* **DATASET ENTRIES**
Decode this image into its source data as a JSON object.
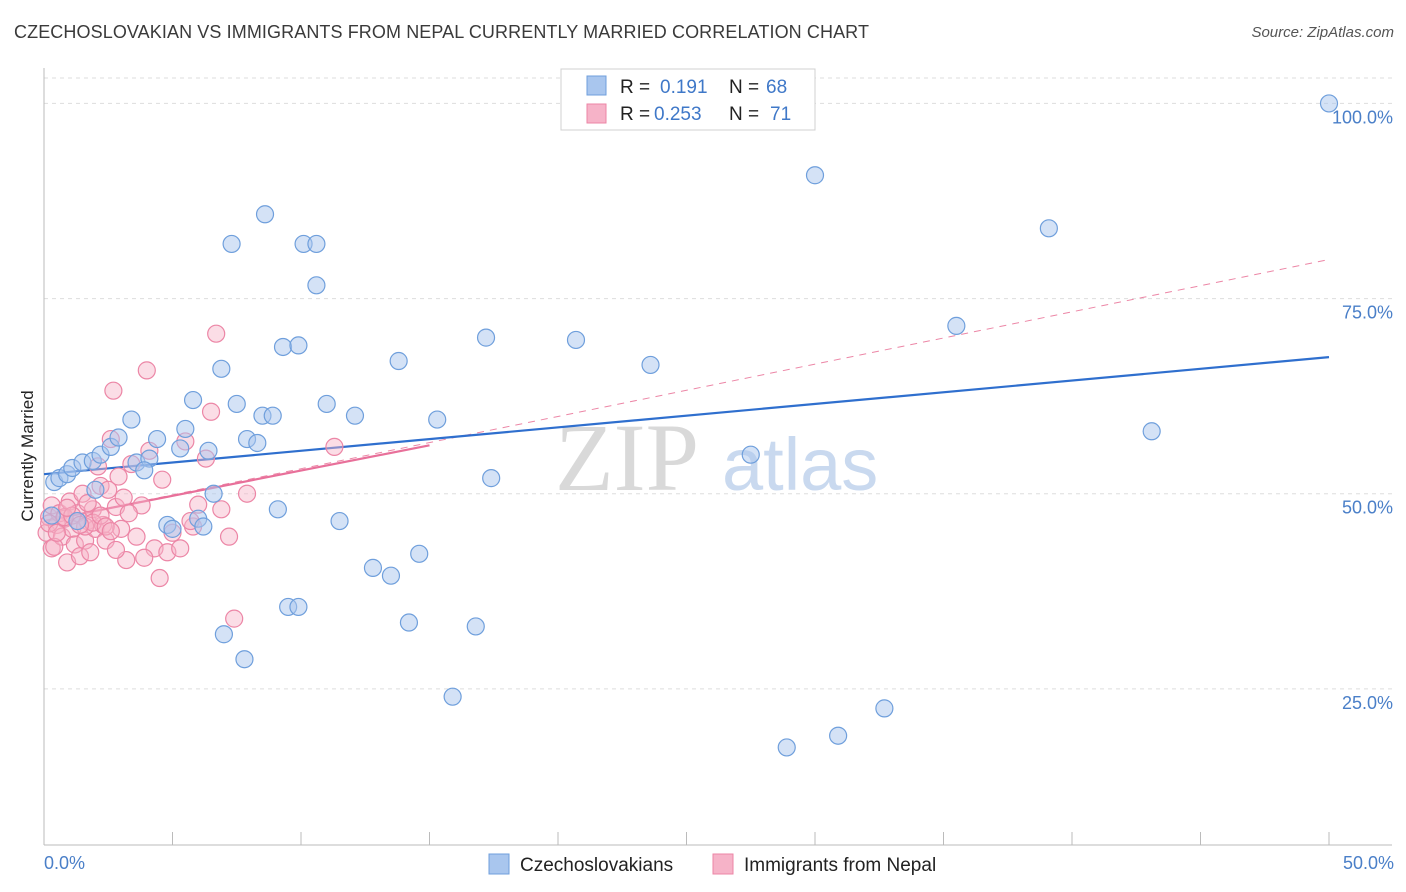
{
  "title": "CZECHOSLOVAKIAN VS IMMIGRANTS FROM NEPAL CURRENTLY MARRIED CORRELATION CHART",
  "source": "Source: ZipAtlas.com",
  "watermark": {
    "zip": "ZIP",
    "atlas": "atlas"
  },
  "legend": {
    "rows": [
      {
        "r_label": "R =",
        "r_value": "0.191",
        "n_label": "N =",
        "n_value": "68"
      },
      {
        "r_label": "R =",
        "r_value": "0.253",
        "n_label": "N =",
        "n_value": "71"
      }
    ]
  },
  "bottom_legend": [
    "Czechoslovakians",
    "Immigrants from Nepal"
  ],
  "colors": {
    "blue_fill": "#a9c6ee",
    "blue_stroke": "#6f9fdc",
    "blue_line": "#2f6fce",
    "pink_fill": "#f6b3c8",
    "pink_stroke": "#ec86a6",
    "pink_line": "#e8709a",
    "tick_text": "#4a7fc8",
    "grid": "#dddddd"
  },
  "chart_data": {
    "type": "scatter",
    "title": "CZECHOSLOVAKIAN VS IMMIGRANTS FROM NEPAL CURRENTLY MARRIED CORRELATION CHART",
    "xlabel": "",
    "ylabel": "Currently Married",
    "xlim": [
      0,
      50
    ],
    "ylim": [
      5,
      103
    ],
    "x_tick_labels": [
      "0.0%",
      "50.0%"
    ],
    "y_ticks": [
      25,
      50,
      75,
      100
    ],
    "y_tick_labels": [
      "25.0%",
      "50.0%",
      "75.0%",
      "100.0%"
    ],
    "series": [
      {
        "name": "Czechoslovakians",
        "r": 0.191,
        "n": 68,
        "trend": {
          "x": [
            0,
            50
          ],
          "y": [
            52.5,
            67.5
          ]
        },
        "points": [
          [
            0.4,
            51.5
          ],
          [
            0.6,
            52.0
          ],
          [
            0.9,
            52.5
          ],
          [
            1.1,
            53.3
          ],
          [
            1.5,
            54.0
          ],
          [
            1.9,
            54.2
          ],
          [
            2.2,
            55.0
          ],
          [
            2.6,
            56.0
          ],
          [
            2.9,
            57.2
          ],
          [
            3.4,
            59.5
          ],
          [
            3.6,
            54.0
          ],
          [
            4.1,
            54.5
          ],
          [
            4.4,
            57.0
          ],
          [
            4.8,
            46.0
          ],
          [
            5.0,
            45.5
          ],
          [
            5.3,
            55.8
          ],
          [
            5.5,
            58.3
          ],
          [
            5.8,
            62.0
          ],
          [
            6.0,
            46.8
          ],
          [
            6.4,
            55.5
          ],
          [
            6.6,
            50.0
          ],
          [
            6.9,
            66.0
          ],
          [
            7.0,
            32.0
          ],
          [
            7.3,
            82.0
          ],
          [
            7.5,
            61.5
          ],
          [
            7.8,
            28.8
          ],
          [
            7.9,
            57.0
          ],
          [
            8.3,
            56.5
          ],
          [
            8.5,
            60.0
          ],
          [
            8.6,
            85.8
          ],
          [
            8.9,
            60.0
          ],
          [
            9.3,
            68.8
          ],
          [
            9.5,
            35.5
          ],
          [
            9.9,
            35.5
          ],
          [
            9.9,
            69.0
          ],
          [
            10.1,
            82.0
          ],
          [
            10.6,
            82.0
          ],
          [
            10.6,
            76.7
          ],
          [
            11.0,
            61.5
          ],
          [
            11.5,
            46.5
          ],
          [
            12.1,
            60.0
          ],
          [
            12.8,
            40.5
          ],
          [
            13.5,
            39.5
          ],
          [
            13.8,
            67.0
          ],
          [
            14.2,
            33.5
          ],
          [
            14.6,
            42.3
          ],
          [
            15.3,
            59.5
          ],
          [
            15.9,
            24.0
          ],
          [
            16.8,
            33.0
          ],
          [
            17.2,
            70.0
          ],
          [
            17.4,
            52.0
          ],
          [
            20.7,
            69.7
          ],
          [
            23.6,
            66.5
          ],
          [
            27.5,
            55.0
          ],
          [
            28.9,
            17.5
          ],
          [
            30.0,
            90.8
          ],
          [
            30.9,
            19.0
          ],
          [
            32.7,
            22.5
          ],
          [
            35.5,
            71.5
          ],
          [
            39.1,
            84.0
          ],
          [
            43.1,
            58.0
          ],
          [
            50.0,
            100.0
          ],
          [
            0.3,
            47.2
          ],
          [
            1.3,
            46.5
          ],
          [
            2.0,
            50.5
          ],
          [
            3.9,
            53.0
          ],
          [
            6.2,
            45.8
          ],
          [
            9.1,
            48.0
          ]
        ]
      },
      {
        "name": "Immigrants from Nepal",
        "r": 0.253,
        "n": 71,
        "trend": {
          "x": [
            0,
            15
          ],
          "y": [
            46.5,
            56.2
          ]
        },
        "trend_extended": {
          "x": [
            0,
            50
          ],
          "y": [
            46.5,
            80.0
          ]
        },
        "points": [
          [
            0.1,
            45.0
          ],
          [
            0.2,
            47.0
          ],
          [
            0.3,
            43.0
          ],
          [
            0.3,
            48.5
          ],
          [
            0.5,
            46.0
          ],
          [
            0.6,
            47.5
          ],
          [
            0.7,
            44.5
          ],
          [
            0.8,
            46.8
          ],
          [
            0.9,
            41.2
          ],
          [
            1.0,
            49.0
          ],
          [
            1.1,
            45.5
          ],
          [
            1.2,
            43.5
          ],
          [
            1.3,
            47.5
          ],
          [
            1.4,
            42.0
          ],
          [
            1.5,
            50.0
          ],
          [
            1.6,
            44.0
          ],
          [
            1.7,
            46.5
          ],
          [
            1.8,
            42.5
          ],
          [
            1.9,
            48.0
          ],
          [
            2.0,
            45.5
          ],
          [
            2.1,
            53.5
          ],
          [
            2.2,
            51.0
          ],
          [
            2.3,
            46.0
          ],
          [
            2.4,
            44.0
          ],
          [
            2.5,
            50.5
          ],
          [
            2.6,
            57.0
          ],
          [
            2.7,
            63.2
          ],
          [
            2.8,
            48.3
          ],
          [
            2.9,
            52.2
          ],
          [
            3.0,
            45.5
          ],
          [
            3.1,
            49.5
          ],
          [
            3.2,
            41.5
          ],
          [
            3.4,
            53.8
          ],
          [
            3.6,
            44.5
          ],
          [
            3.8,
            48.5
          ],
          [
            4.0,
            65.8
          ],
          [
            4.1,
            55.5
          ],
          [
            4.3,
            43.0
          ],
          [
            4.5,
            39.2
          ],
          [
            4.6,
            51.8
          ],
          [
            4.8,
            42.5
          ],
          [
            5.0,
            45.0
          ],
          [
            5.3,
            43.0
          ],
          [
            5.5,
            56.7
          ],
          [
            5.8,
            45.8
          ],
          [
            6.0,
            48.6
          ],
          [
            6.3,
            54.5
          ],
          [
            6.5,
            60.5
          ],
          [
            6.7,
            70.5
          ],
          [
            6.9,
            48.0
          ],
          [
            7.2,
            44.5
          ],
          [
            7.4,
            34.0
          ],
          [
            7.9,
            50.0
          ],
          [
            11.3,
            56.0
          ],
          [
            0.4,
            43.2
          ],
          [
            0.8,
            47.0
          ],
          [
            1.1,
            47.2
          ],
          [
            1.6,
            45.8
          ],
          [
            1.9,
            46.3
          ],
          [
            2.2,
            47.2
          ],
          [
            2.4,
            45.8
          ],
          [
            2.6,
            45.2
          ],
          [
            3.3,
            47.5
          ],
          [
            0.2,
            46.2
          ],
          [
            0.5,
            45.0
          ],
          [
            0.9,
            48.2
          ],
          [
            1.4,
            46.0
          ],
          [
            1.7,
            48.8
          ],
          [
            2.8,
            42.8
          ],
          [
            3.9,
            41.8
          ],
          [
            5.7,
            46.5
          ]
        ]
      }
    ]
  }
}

* **DIRECTIONS**
Print out the lines exactly, skipping any picture.

* **ANSWER TO THE TASK**
Decode this image into its source data as a JSON object.
{
  "title": "CZECHOSLOVAKIAN VS IMMIGRANTS FROM NEPAL CURRENTLY MARRIED CORRELATION CHART",
  "source": "Source: ZipAtlas.com",
  "watermark": {
    "zip": "ZIP",
    "atlas": "atlas"
  },
  "legend": {
    "rows": [
      {
        "r_label": "R =",
        "r_value": "0.191",
        "n_label": "N =",
        "n_value": "68"
      },
      {
        "r_label": "R =",
        "r_value": "0.253",
        "n_label": "N =",
        "n_value": "71"
      }
    ]
  },
  "bottom_legend": [
    "Czechoslovakians",
    "Immigrants from Nepal"
  ],
  "colors": {
    "blue_fill": "#a9c6ee",
    "blue_stroke": "#6f9fdc",
    "blue_line": "#2f6fce",
    "pink_fill": "#f6b3c8",
    "pink_stroke": "#ec86a6",
    "pink_line": "#e8709a",
    "tick_text": "#4a7fc8",
    "grid": "#dddddd"
  },
  "chart_data": {
    "type": "scatter",
    "title": "CZECHOSLOVAKIAN VS IMMIGRANTS FROM NEPAL CURRENTLY MARRIED CORRELATION CHART",
    "xlabel": "",
    "ylabel": "Currently Married",
    "xlim": [
      0,
      50
    ],
    "ylim": [
      5,
      103
    ],
    "x_tick_labels": [
      "0.0%",
      "50.0%"
    ],
    "y_ticks": [
      25,
      50,
      75,
      100
    ],
    "y_tick_labels": [
      "25.0%",
      "50.0%",
      "75.0%",
      "100.0%"
    ],
    "series": [
      {
        "name": "Czechoslovakians",
        "r": 0.191,
        "n": 68,
        "trend": {
          "x": [
            0,
            50
          ],
          "y": [
            52.5,
            67.5
          ]
        },
        "points": [
          [
            0.4,
            51.5
          ],
          [
            0.6,
            52.0
          ],
          [
            0.9,
            52.5
          ],
          [
            1.1,
            53.3
          ],
          [
            1.5,
            54.0
          ],
          [
            1.9,
            54.2
          ],
          [
            2.2,
            55.0
          ],
          [
            2.6,
            56.0
          ],
          [
            2.9,
            57.2
          ],
          [
            3.4,
            59.5
          ],
          [
            3.6,
            54.0
          ],
          [
            4.1,
            54.5
          ],
          [
            4.4,
            57.0
          ],
          [
            4.8,
            46.0
          ],
          [
            5.0,
            45.5
          ],
          [
            5.3,
            55.8
          ],
          [
            5.5,
            58.3
          ],
          [
            5.8,
            62.0
          ],
          [
            6.0,
            46.8
          ],
          [
            6.4,
            55.5
          ],
          [
            6.6,
            50.0
          ],
          [
            6.9,
            66.0
          ],
          [
            7.0,
            32.0
          ],
          [
            7.3,
            82.0
          ],
          [
            7.5,
            61.5
          ],
          [
            7.8,
            28.8
          ],
          [
            7.9,
            57.0
          ],
          [
            8.3,
            56.5
          ],
          [
            8.5,
            60.0
          ],
          [
            8.6,
            85.8
          ],
          [
            8.9,
            60.0
          ],
          [
            9.3,
            68.8
          ],
          [
            9.5,
            35.5
          ],
          [
            9.9,
            35.5
          ],
          [
            9.9,
            69.0
          ],
          [
            10.1,
            82.0
          ],
          [
            10.6,
            82.0
          ],
          [
            10.6,
            76.7
          ],
          [
            11.0,
            61.5
          ],
          [
            11.5,
            46.5
          ],
          [
            12.1,
            60.0
          ],
          [
            12.8,
            40.5
          ],
          [
            13.5,
            39.5
          ],
          [
            13.8,
            67.0
          ],
          [
            14.2,
            33.5
          ],
          [
            14.6,
            42.3
          ],
          [
            15.3,
            59.5
          ],
          [
            15.9,
            24.0
          ],
          [
            16.8,
            33.0
          ],
          [
            17.2,
            70.0
          ],
          [
            17.4,
            52.0
          ],
          [
            20.7,
            69.7
          ],
          [
            23.6,
            66.5
          ],
          [
            27.5,
            55.0
          ],
          [
            28.9,
            17.5
          ],
          [
            30.0,
            90.8
          ],
          [
            30.9,
            19.0
          ],
          [
            32.7,
            22.5
          ],
          [
            35.5,
            71.5
          ],
          [
            39.1,
            84.0
          ],
          [
            43.1,
            58.0
          ],
          [
            50.0,
            100.0
          ],
          [
            0.3,
            47.2
          ],
          [
            1.3,
            46.5
          ],
          [
            2.0,
            50.5
          ],
          [
            3.9,
            53.0
          ],
          [
            6.2,
            45.8
          ],
          [
            9.1,
            48.0
          ]
        ]
      },
      {
        "name": "Immigrants from Nepal",
        "r": 0.253,
        "n": 71,
        "trend": {
          "x": [
            0,
            15
          ],
          "y": [
            46.5,
            56.2
          ]
        },
        "trend_extended": {
          "x": [
            0,
            50
          ],
          "y": [
            46.5,
            80.0
          ]
        },
        "points": [
          [
            0.1,
            45.0
          ],
          [
            0.2,
            47.0
          ],
          [
            0.3,
            43.0
          ],
          [
            0.3,
            48.5
          ],
          [
            0.5,
            46.0
          ],
          [
            0.6,
            47.5
          ],
          [
            0.7,
            44.5
          ],
          [
            0.8,
            46.8
          ],
          [
            0.9,
            41.2
          ],
          [
            1.0,
            49.0
          ],
          [
            1.1,
            45.5
          ],
          [
            1.2,
            43.5
          ],
          [
            1.3,
            47.5
          ],
          [
            1.4,
            42.0
          ],
          [
            1.5,
            50.0
          ],
          [
            1.6,
            44.0
          ],
          [
            1.7,
            46.5
          ],
          [
            1.8,
            42.5
          ],
          [
            1.9,
            48.0
          ],
          [
            2.0,
            45.5
          ],
          [
            2.1,
            53.5
          ],
          [
            2.2,
            51.0
          ],
          [
            2.3,
            46.0
          ],
          [
            2.4,
            44.0
          ],
          [
            2.5,
            50.5
          ],
          [
            2.6,
            57.0
          ],
          [
            2.7,
            63.2
          ],
          [
            2.8,
            48.3
          ],
          [
            2.9,
            52.2
          ],
          [
            3.0,
            45.5
          ],
          [
            3.1,
            49.5
          ],
          [
            3.2,
            41.5
          ],
          [
            3.4,
            53.8
          ],
          [
            3.6,
            44.5
          ],
          [
            3.8,
            48.5
          ],
          [
            4.0,
            65.8
          ],
          [
            4.1,
            55.5
          ],
          [
            4.3,
            43.0
          ],
          [
            4.5,
            39.2
          ],
          [
            4.6,
            51.8
          ],
          [
            4.8,
            42.5
          ],
          [
            5.0,
            45.0
          ],
          [
            5.3,
            43.0
          ],
          [
            5.5,
            56.7
          ],
          [
            5.8,
            45.8
          ],
          [
            6.0,
            48.6
          ],
          [
            6.3,
            54.5
          ],
          [
            6.5,
            60.5
          ],
          [
            6.7,
            70.5
          ],
          [
            6.9,
            48.0
          ],
          [
            7.2,
            44.5
          ],
          [
            7.4,
            34.0
          ],
          [
            7.9,
            50.0
          ],
          [
            11.3,
            56.0
          ],
          [
            0.4,
            43.2
          ],
          [
            0.8,
            47.0
          ],
          [
            1.1,
            47.2
          ],
          [
            1.6,
            45.8
          ],
          [
            1.9,
            46.3
          ],
          [
            2.2,
            47.2
          ],
          [
            2.4,
            45.8
          ],
          [
            2.6,
            45.2
          ],
          [
            3.3,
            47.5
          ],
          [
            0.2,
            46.2
          ],
          [
            0.5,
            45.0
          ],
          [
            0.9,
            48.2
          ],
          [
            1.4,
            46.0
          ],
          [
            1.7,
            48.8
          ],
          [
            2.8,
            42.8
          ],
          [
            3.9,
            41.8
          ],
          [
            5.7,
            46.5
          ]
        ]
      }
    ]
  }
}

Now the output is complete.